WORK REQUIRED - Only lines with the string "Banda" matter here; gather them from the material below.

INPUT DATA -
· · · · ·
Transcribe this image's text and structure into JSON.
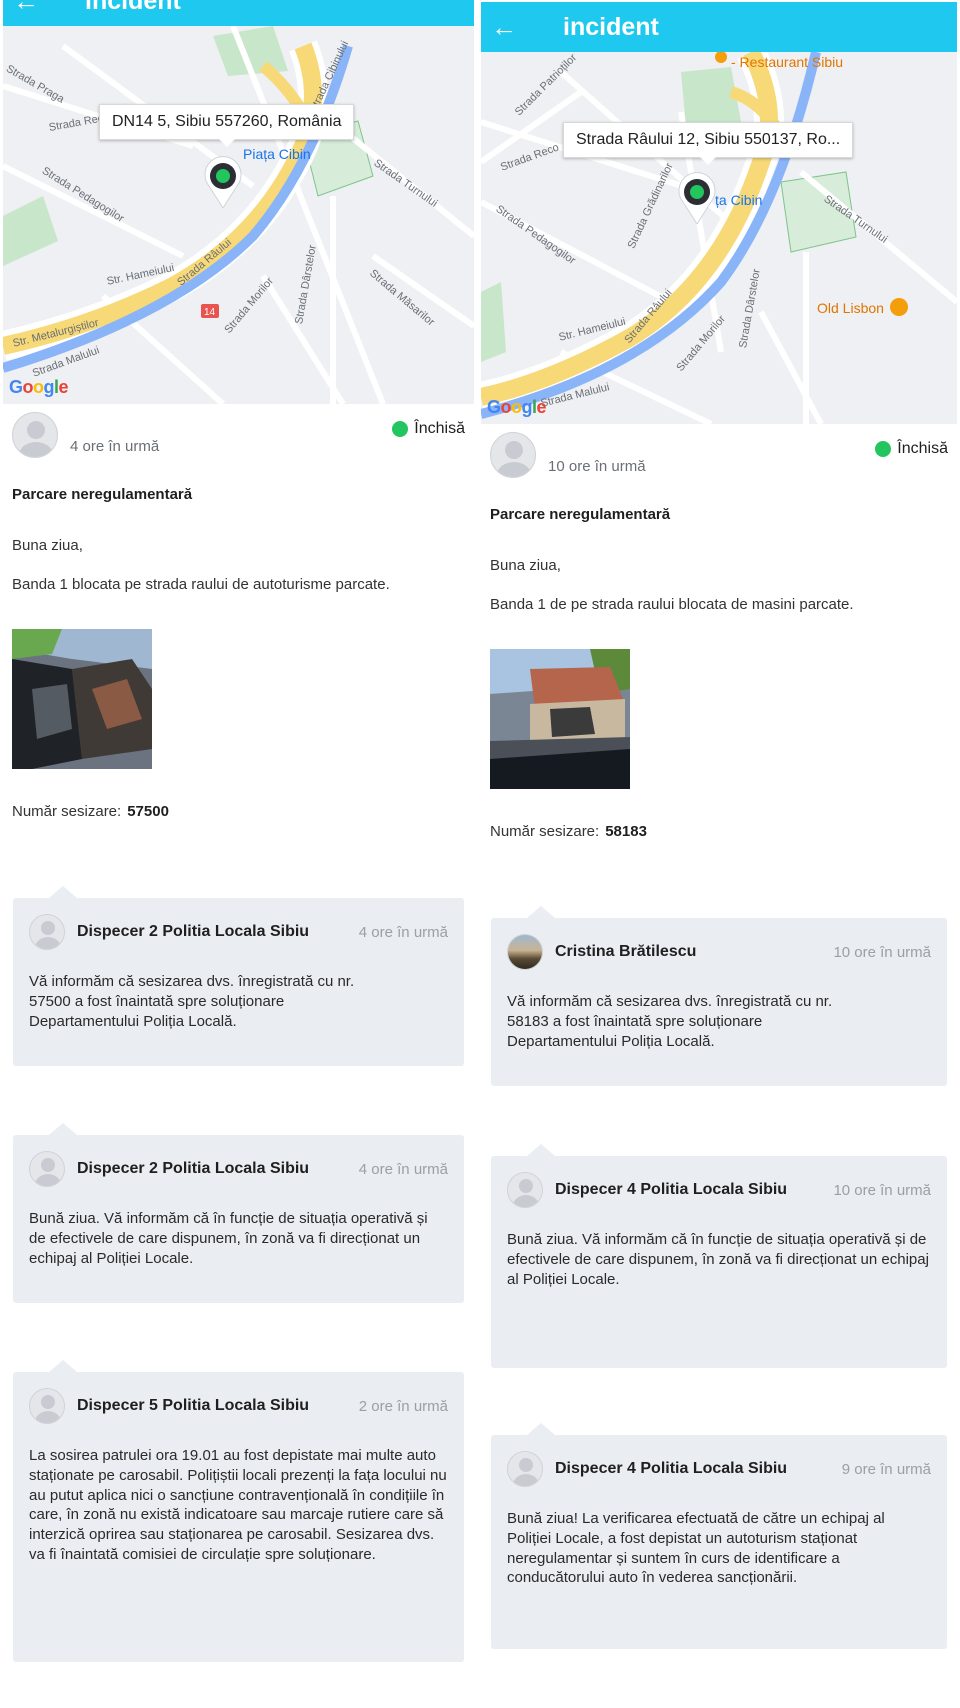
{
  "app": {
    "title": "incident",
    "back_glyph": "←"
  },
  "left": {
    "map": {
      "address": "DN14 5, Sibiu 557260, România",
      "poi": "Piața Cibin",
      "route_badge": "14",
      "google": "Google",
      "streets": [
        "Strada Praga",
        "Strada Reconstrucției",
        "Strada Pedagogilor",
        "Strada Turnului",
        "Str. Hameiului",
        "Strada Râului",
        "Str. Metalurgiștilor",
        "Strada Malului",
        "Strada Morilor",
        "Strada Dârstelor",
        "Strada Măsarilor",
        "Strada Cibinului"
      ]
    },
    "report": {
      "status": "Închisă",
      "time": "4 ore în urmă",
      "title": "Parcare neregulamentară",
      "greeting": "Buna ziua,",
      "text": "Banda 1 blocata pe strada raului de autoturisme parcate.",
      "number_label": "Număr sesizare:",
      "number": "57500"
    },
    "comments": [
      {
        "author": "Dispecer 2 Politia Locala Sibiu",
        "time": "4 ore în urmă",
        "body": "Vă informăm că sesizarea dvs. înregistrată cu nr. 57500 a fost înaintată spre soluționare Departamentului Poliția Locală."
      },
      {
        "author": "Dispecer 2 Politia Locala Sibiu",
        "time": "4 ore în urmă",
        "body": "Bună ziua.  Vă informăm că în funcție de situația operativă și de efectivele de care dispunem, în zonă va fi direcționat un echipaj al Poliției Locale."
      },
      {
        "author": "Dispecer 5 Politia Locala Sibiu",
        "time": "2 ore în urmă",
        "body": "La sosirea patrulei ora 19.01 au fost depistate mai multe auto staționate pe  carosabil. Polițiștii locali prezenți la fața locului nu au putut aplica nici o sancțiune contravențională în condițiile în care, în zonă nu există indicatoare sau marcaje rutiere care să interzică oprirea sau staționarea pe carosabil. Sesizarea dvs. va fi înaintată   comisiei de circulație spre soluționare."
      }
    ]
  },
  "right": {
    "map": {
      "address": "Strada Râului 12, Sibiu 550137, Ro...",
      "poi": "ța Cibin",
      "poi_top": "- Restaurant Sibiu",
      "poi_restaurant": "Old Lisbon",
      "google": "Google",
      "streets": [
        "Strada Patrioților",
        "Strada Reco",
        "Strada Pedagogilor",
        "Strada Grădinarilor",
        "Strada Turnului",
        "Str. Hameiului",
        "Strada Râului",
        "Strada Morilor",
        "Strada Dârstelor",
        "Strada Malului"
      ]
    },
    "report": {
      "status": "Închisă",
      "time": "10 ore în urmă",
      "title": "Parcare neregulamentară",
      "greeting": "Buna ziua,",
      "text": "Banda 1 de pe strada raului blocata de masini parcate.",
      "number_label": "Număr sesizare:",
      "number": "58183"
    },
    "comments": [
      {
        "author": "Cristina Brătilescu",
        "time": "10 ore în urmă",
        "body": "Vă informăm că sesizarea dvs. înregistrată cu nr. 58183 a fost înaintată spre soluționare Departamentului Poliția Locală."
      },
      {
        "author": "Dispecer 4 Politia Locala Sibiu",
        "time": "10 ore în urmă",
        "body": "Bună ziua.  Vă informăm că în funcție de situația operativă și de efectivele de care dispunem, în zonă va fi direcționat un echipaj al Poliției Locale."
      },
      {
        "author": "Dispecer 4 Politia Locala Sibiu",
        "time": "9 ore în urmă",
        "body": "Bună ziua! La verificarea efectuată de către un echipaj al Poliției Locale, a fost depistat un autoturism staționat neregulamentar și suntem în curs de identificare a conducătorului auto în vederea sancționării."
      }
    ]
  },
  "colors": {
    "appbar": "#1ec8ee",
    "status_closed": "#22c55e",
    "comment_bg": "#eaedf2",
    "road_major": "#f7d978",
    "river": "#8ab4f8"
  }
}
· · · · ·
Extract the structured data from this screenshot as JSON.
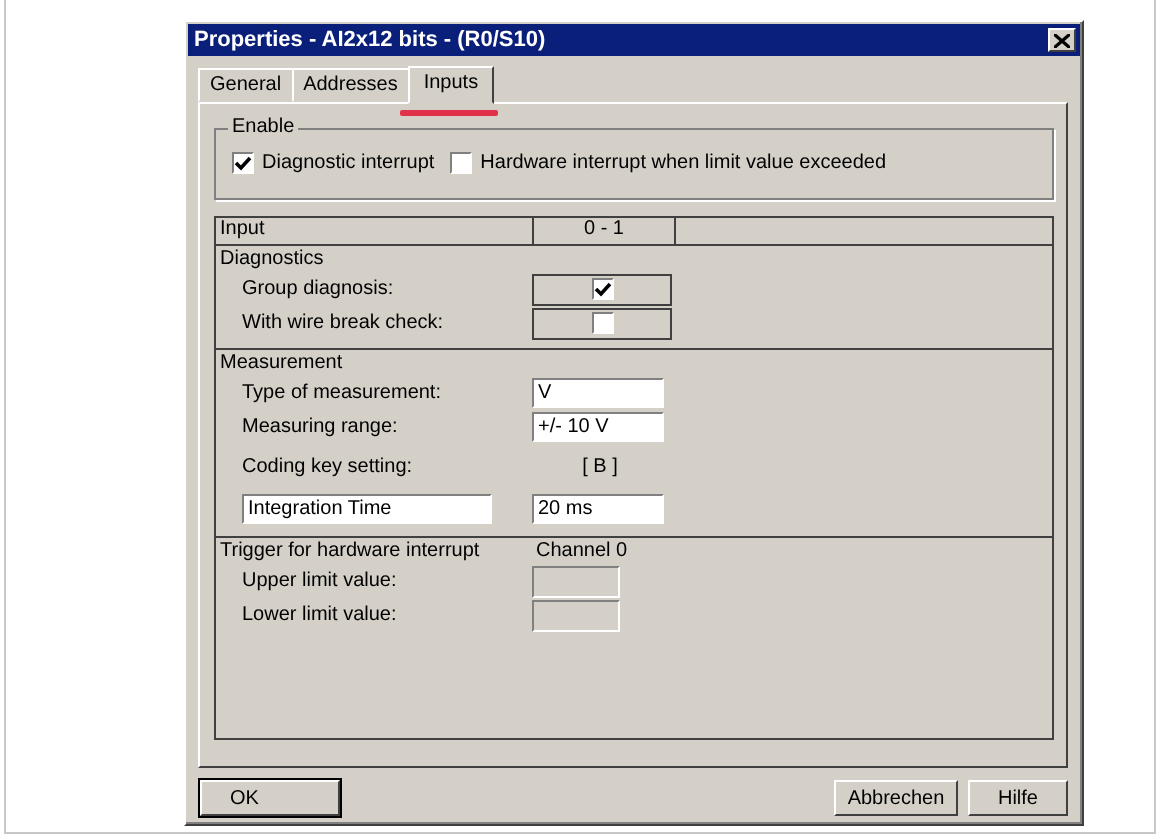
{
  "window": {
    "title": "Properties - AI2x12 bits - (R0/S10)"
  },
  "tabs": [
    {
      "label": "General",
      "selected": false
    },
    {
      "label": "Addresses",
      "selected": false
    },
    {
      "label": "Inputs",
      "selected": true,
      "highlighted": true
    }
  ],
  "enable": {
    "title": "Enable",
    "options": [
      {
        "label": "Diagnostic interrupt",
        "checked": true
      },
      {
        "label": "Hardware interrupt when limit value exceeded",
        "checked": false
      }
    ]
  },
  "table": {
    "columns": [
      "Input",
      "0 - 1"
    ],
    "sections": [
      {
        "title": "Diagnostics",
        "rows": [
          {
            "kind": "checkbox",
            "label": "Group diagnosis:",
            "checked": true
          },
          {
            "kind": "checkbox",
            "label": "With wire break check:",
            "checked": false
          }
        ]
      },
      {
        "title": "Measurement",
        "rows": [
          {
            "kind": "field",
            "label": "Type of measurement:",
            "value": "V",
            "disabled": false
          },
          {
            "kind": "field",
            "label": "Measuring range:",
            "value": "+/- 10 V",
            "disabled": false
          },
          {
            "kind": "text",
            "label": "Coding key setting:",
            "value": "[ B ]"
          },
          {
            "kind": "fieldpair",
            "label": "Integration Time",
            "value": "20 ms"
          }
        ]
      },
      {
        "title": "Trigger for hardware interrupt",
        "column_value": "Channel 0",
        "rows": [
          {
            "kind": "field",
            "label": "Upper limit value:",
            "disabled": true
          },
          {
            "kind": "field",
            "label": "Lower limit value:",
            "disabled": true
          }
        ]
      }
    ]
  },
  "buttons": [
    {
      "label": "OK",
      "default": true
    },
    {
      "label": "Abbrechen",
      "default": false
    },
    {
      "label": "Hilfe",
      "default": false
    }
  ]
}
· · · · ·
OUTPUT FOR THIS TASK -
      "text": "Banda 1 blocata pe strada raului de autoturisme parcate.",
      "text": "Banda 1 de pe strada raului blocata de masini parcate.",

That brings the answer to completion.